What the task requires: Reproduce the material exactly, omitting nothing.

Input material:
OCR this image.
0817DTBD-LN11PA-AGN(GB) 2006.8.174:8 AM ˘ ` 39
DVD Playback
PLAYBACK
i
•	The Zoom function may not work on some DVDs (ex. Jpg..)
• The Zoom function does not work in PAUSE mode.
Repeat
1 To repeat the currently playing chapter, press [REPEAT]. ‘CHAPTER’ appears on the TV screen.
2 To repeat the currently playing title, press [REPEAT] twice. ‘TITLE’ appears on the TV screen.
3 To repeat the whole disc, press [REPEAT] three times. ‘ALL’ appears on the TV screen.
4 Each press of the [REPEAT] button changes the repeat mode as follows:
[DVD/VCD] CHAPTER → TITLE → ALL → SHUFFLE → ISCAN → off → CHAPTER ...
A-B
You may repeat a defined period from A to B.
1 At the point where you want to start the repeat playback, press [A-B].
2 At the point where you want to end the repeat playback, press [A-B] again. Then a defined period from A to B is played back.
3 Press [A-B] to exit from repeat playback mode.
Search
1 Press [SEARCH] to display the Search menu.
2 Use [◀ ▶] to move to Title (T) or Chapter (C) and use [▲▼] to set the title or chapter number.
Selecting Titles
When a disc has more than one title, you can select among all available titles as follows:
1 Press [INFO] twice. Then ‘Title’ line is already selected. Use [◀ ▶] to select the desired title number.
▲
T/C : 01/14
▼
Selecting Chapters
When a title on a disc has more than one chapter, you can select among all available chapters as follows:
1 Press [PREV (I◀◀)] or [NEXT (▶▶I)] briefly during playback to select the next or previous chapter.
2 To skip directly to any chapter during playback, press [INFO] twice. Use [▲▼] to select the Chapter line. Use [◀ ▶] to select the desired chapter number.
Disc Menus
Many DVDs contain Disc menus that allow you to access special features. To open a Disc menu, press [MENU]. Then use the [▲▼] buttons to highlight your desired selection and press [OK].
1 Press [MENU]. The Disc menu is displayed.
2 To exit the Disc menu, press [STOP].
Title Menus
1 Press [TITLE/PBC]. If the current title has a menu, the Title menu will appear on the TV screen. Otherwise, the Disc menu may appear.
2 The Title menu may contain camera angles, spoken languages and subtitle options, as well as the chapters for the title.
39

Solution to this problem:
OCR this image.
0817DTBD-LN11PA-AGN(GB) 2006.8.174:8 AM ˘ ` 39
DVD Playback
PLAYBACK
i
•	The Zoom function may not work on some DVDs (ex. Jpg..)
• The Zoom function does not work in PAUSE mode.
Repeat
1 To repeat the currently playing chapter, press [REPEAT]. ‘CHAPTER’ appears on the TV screen.
2 To repeat the currently playing title, press [REPEAT] twice. ‘TITLE’ appears on the TV screen.
3 To repeat the whole disc, press [REPEAT] three times. ‘ALL’ appears on the TV screen.
4 Each press of the [REPEAT] button changes the repeat mode as follows:
[DVD/VCD] CHAPTER → TITLE → ALL → SHUFFLE → ISCAN → off → CHAPTER ...
A-B
You may repeat a defined period from A to B.
1 At the point where you want to start the repeat playback, press [A-B].
2 At the point where you want to end the repeat playback, press [A-B] again. Then a defined period from A to B is played back.
3 Press [A-B] to exit from repeat playback mode.
Search
1 Press [SEARCH] to display the Search menu.
2 Use [◀ ▶] to move to Title (T) or Chapter (C) and use [▲▼] to set the title or chapter number.
Selecting Titles
When a disc has more than one title, you can select among all available titles as follows:
1 Press [INFO] twice. Then ‘Title’ line is already selected. Use [◀ ▶] to select the desired title number.
▲
T/C : 01/14
▼
Selecting Chapters
When a title on a disc has more than one chapter, you can select among all available chapters as follows:
1 Press [PREV (I◀◀)] or [NEXT (▶▶I)] briefly during playback to select the next or previous chapter.
2 To skip directly to any chapter during playback, press [INFO] twice. Use [▲▼] to select the Chapter line. Use [◀ ▶] to select the desired chapter number.
Disc Menus
Many DVDs contain Disc menus that allow you to access special features. To open a Disc menu, press [MENU]. Then use the [▲▼] buttons to highlight your desired selection and press [OK].
1 Press [MENU]. The Disc menu is displayed.
2 To exit the Disc menu, press [STOP].
Title Menus
1 Press [TITLE/PBC]. If the current title has a menu, the Title menu will appear on the TV screen. Otherwise, the Disc menu may appear.
2 The Title menu may contain camera angles, spoken languages and subtitle options, as well as the chapters for the title.
39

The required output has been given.